● **What you are asked to do**: Copy out each line of the data that holds the word "this".

● **Task material**:
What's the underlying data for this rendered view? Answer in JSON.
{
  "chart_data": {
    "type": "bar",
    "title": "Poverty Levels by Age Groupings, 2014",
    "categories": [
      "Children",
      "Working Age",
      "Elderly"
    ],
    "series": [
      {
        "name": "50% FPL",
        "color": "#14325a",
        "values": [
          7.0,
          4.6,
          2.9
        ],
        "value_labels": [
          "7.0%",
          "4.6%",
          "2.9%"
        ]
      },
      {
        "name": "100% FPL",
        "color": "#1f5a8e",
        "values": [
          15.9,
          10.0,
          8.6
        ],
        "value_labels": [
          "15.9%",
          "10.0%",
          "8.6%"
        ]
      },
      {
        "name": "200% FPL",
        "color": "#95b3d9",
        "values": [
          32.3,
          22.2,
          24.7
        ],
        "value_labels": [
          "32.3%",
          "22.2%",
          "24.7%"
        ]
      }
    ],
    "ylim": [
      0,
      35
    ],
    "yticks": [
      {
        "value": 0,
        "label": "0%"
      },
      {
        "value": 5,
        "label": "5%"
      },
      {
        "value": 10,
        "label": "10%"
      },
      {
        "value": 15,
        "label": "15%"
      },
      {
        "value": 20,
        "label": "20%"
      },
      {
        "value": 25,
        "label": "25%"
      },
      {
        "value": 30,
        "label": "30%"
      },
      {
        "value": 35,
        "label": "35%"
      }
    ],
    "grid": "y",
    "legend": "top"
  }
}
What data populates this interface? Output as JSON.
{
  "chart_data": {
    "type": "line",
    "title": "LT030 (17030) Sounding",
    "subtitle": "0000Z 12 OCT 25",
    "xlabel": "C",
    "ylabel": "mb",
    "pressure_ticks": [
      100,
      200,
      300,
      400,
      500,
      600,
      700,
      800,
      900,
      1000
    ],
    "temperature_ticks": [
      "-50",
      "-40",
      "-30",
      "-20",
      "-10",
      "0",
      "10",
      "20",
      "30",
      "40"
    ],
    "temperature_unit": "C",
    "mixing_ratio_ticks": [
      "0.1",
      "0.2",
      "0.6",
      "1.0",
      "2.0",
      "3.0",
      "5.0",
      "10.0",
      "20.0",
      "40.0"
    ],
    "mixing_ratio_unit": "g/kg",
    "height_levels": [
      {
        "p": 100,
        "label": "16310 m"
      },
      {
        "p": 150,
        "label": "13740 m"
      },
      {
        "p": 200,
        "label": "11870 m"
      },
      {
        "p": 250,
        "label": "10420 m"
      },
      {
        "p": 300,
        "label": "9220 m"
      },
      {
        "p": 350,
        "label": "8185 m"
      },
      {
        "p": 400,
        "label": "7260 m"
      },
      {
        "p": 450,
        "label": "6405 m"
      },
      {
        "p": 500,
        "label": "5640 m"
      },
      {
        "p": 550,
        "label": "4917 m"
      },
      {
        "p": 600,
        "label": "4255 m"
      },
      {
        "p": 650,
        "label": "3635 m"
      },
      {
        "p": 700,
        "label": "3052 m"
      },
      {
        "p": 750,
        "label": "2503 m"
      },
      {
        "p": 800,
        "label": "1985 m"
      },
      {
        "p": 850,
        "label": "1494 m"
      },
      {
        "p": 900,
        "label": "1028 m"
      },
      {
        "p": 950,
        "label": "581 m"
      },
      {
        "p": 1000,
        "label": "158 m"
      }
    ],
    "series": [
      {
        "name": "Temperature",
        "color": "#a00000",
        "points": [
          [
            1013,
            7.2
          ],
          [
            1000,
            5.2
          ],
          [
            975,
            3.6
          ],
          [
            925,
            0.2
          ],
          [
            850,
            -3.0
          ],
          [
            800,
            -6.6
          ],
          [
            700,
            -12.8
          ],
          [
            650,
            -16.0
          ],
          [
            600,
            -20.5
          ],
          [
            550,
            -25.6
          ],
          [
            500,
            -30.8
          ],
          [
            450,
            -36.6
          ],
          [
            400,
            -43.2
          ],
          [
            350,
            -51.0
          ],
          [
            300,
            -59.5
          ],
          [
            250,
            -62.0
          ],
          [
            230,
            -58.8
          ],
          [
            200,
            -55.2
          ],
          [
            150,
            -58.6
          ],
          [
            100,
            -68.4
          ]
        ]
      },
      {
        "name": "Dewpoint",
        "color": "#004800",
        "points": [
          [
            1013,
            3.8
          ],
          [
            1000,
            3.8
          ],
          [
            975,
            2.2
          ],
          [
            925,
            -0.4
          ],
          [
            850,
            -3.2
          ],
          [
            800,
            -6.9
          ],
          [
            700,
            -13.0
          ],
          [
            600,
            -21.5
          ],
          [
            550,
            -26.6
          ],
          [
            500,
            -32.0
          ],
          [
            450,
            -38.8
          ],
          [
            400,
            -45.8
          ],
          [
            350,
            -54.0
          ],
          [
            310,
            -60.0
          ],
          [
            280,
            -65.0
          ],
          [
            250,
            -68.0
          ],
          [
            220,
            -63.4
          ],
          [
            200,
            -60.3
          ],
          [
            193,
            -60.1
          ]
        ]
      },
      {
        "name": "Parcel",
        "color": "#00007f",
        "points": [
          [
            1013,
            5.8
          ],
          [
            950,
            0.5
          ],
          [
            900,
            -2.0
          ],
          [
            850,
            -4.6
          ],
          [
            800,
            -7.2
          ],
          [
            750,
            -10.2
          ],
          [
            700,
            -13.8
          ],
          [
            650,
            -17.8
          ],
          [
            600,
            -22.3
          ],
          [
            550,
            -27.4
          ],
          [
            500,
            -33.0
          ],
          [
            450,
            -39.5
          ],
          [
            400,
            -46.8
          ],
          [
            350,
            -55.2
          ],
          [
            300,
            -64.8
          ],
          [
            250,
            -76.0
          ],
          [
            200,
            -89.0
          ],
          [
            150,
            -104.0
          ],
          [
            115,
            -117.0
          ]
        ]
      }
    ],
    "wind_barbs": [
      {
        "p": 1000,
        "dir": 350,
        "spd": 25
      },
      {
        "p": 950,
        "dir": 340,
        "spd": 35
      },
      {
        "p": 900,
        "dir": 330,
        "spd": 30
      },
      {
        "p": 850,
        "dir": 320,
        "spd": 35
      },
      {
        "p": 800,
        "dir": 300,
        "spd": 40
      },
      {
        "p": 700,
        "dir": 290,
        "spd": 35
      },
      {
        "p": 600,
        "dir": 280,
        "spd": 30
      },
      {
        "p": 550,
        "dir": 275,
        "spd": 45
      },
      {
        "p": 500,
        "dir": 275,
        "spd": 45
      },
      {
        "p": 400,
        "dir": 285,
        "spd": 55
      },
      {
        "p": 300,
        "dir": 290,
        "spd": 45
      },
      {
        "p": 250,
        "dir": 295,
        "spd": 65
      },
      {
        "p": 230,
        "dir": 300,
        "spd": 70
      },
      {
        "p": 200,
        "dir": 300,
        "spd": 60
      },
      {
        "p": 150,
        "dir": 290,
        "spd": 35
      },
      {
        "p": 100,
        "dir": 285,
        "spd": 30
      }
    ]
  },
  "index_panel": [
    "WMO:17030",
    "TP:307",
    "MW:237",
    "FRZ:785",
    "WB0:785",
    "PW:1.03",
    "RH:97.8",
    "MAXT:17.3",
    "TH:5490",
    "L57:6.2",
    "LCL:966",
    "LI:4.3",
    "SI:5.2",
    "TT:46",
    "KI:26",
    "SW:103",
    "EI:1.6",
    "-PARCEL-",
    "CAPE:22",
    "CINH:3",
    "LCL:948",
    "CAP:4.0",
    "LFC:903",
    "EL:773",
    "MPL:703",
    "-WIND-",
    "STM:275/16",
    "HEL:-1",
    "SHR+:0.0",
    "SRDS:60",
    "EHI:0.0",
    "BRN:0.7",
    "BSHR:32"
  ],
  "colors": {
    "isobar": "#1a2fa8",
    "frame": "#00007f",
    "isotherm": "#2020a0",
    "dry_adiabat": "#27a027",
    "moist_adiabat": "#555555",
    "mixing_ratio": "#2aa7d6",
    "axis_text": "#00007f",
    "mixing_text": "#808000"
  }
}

● **Exercise result**:
What's the underlying data for this rendered view? Answer in JSON.
What data populates this interface? Output as JSON.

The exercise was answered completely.